▸ **What needs to be done**
List each line of the data that holds the string "this".

— Begin Stored rows —

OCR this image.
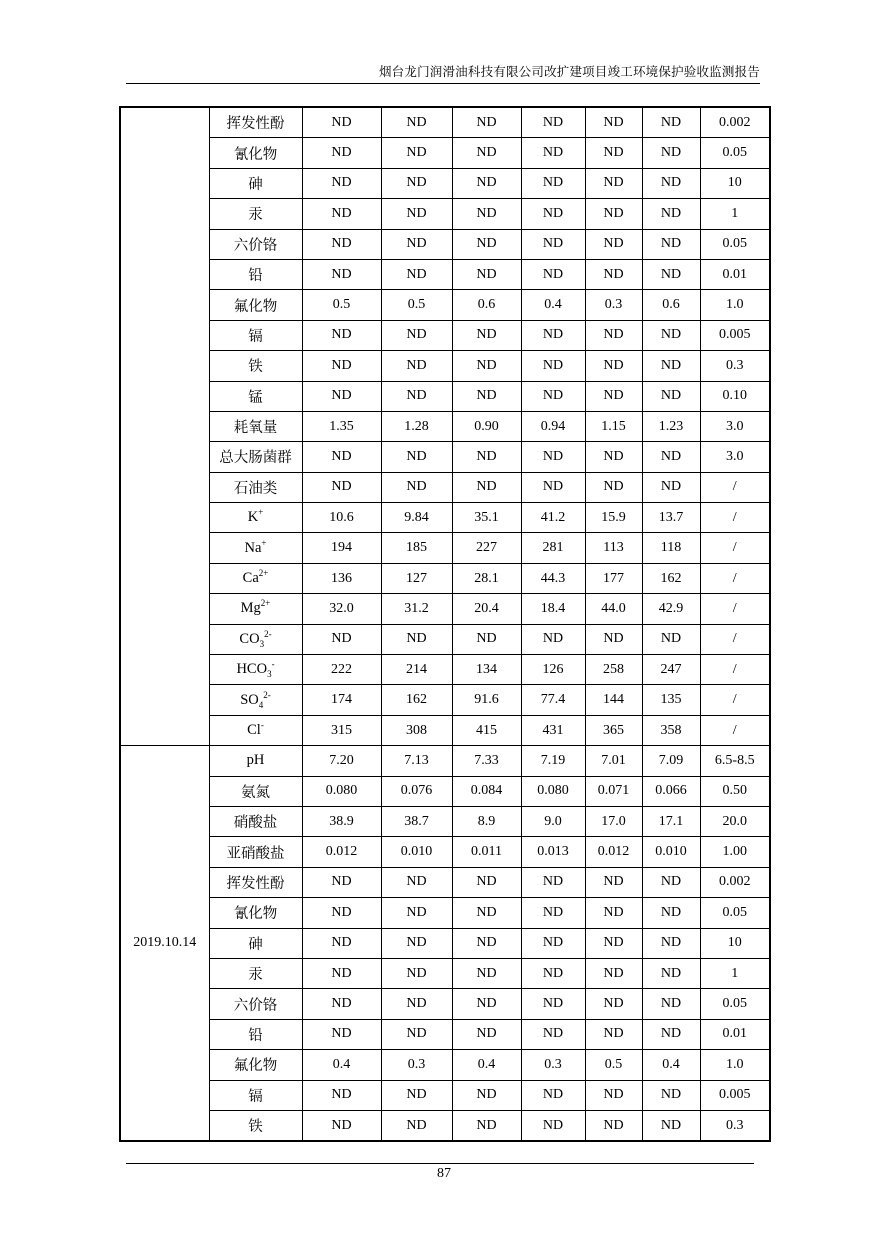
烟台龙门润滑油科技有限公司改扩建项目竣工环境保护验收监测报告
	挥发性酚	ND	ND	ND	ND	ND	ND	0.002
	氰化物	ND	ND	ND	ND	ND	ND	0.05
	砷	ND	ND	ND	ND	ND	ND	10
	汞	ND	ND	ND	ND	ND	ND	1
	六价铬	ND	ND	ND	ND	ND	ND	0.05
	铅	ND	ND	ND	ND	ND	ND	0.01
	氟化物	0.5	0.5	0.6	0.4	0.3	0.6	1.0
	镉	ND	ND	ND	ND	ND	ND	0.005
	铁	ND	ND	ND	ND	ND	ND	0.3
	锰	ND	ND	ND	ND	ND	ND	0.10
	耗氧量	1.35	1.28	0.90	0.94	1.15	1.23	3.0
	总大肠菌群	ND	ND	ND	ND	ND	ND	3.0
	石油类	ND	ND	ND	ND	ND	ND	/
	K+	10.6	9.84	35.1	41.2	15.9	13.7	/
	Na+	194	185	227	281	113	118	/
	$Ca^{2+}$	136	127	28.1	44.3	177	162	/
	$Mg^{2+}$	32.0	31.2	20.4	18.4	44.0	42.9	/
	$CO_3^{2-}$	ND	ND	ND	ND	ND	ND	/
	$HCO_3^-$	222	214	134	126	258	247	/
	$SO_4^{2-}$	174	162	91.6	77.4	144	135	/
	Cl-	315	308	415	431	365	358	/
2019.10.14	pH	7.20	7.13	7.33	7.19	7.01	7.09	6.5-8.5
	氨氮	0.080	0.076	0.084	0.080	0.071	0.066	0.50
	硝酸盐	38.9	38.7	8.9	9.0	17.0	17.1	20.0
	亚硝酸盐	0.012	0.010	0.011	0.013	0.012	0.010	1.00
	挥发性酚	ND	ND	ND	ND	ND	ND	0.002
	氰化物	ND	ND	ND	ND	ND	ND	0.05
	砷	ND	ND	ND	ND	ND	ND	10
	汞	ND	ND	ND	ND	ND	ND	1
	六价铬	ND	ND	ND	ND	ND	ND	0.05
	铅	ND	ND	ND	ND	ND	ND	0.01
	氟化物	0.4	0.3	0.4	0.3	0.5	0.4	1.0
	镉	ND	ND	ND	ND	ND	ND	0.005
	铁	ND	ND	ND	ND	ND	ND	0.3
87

— End Stored rows —
— Begin Stored rows —

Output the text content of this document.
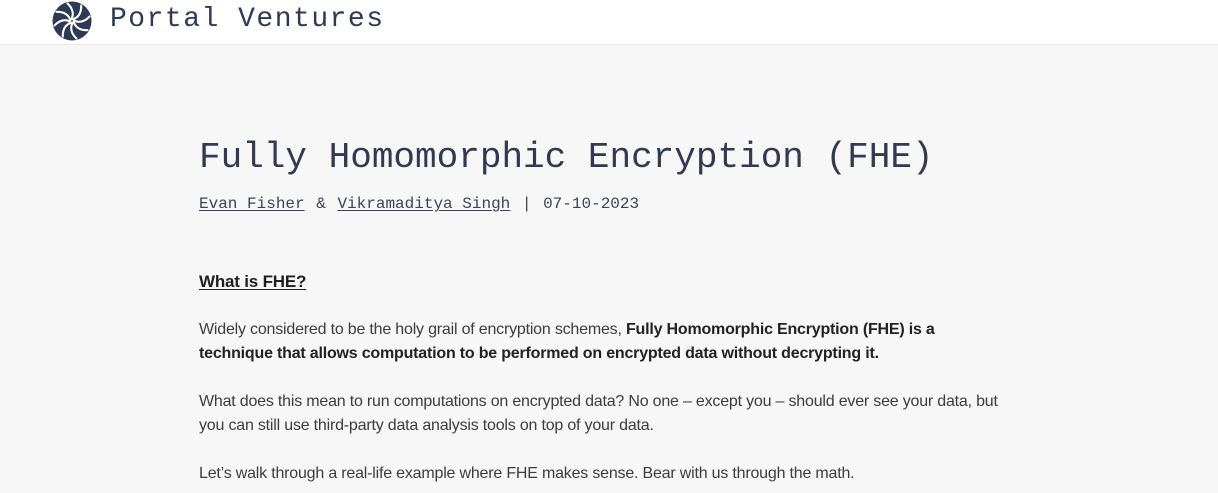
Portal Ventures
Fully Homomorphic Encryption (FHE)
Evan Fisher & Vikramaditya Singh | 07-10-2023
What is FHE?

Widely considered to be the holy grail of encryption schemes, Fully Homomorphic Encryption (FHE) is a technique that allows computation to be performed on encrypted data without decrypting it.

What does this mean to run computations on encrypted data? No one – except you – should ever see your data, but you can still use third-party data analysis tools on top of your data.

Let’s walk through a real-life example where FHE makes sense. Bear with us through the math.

— End Stored rows —
— Begin Stored rows —

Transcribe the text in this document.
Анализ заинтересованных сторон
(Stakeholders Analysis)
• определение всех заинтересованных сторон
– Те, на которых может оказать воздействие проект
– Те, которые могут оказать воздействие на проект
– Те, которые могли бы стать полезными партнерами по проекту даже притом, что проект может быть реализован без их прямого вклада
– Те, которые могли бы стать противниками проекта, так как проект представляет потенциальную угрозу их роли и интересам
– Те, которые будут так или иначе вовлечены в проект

— End Stored rows —

▸ **Result of the task**
OCR this image.
Output the text content of this document.
What does this mean to run computations on encrypted data? No one – except you – should ever see your data, but you can still use third-party data analysis tools on top of your data.
Transcribe the text in this document.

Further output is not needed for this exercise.